- _EXTRACTED TEXT_:
******************************
I was at the local zoo with a friend walking through the primate building, when we saw a mother and her two sons standing in front of a lemur cage. There were half a dozen lemurs, jumping around on the large branches they had in it. We were standing behind them, watching the little guys go, when the mother says to her sons: ‘These are called hyenas.’ We actually had to leave the building so we could laugh. There was a big brass plaque detailing what the occupants of the cage were not 3 feet from this woman. I suggested we follow her around so we could learn more, as that would likely be much more entertaining. I felt bad for the kids though.

Did you ever followup with her? Just to see what kind of excuses she would build on why she hadn’t gotten the money yet?

One of my brothers-in-law is a successful doctor so one would think he would possess some basic knowledge. We were out in the countryside and spotted a very large bird. When someone remarked that it was a bird of prey of some sort, his son (10) asked what it was called and his dad said that it was “some kind of large pigeon”.

Another time, also with a member of my extended family, we were talking about some historical society that another relative belonged to. “Aren’t they very conservative?” someone remarked. “Yes, they look after things with great care”, said family member who shall remain nameless.

Amblyopia.

Based on Sunrazor’s description it sounds like strabismus which led to amblyopia.

The original muscular defect was strabismus and the resulting poor vision (in this case likely due to late correction of the muscular defect) is amblyopia.

That reminds me of an occasion a few years ago when I was at the beach in Devon. There had been quite a storm the day before, and lots of jellyfish had washed up on the sand. A man and his two young sons were walking just in front of me and one of the small boys started poking at one of the big dead jellyfish with his foot. “Dad, dad, what are all these?” he asked. “Well,” replied the father, in a thick West Midlands accent, “it’s blobs of stuff, innit?”
******************************
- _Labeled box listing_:
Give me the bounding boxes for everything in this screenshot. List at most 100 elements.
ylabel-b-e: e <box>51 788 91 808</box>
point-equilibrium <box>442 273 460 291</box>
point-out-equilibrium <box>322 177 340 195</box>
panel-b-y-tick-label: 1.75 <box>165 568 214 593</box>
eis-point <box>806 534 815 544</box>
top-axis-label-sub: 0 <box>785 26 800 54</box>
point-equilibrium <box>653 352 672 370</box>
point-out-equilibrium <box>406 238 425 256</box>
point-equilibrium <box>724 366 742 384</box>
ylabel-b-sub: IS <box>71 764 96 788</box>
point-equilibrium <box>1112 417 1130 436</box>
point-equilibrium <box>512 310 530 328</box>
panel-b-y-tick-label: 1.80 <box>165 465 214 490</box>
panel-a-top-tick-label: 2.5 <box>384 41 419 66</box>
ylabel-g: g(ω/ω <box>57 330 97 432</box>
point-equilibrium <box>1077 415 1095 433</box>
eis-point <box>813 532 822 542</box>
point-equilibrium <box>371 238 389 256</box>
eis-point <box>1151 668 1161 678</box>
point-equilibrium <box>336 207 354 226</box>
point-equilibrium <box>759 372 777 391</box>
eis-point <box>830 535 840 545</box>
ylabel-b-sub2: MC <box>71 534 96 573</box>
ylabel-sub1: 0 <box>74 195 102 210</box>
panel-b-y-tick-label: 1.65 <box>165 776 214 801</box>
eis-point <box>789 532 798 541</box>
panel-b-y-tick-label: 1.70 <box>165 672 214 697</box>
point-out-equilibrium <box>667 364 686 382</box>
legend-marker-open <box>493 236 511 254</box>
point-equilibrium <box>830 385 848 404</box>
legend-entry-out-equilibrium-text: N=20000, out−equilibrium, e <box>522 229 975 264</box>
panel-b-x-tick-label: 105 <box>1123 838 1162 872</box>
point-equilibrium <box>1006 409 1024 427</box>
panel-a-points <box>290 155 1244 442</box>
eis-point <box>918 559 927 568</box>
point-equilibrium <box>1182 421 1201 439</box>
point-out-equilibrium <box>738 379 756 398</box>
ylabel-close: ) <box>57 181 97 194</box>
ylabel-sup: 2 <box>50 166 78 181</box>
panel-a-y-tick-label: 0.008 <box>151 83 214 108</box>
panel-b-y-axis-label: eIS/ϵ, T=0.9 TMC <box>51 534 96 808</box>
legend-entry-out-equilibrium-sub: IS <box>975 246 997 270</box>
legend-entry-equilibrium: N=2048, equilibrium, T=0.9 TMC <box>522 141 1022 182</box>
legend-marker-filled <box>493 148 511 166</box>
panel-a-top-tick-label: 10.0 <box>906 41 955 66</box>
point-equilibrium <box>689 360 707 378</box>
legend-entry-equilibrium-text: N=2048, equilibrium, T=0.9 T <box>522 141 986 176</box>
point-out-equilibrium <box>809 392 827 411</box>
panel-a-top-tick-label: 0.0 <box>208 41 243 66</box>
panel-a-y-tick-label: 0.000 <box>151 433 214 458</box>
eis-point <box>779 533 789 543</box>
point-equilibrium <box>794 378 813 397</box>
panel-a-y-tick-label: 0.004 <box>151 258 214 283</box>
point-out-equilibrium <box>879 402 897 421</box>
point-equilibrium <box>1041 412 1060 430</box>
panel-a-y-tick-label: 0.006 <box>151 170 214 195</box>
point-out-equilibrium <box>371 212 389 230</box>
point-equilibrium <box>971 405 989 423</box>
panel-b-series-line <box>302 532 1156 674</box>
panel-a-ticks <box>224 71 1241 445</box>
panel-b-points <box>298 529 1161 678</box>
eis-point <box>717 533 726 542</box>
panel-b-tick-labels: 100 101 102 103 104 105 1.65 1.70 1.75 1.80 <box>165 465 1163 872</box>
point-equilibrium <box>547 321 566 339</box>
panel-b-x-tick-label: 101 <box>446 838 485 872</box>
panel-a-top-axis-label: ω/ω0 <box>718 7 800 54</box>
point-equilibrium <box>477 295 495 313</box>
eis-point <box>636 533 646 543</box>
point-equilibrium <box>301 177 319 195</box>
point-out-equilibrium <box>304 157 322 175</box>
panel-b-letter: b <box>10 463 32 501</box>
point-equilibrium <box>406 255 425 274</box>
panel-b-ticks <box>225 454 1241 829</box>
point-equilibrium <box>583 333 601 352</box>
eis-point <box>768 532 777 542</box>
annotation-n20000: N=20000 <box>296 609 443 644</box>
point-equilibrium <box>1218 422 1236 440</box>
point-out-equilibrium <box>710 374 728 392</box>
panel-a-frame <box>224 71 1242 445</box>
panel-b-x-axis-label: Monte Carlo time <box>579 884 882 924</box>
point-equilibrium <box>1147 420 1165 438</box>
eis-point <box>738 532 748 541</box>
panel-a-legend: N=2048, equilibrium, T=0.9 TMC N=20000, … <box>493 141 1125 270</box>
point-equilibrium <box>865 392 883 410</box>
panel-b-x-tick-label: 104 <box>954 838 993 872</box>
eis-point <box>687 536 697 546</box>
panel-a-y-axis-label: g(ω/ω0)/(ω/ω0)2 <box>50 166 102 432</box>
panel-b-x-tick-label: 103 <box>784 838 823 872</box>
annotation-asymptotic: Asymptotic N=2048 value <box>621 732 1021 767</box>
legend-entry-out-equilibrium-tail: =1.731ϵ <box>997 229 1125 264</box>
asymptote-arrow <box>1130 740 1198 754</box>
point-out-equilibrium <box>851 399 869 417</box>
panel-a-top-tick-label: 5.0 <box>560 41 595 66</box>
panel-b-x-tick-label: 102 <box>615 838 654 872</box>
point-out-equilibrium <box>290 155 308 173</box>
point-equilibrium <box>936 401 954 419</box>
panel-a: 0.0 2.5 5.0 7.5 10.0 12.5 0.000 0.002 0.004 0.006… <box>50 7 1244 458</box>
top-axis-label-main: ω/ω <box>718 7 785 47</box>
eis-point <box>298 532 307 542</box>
******************************
- _REQUEST 1_: Reproduce the forum thread from "Did you ever" through "led to amblyopia.", inclusive.
- _REQUEST 2_: Using the forum thread, decide whether each statement is true, answering yes or no and quoting the words that settle it: (a) the plaque at the lemur cage was less than 3 feet from the mother; (b) the doctor's son was 12 years old; (c) the jellyfish washed up on the beach after a storm the day before.

- _COMPLETE ANSWER 1_:
Did you ever followup with her? Just to see what kind of excuses she would build on why she hadn’t gotten the money yet?

One of my brothers-in-law is a successful doctor so one would think he would possess some basic knowledge. We were out in the countryside and spotted a very large bird. When someone remarked that it was a bird of prey of some sort, his son (10) asked what it was called and his dad said that it was “some kind of large pigeon”.

Another time, also with a member of my extended family, we were talking about some historical society that another relative belonged to. “Aren’t they very conservative?” someone remarked. “Yes, they look after things with great care”, said family member who shall remain nameless.

Amblyopia.

Based on Sunrazor’s description it sounds like strabismus which led to amblyopia.

- _COMPLETE ANSWER 2_:
(a) Yes: "There was a big brass plaque detailing what the occupants of the cage were not 3 feet from this woman."
(b) No: "his son (10) asked what it was called"
(c) Yes: "There had been quite a storm the day before, and lots of jellyfish had washed up on the sand."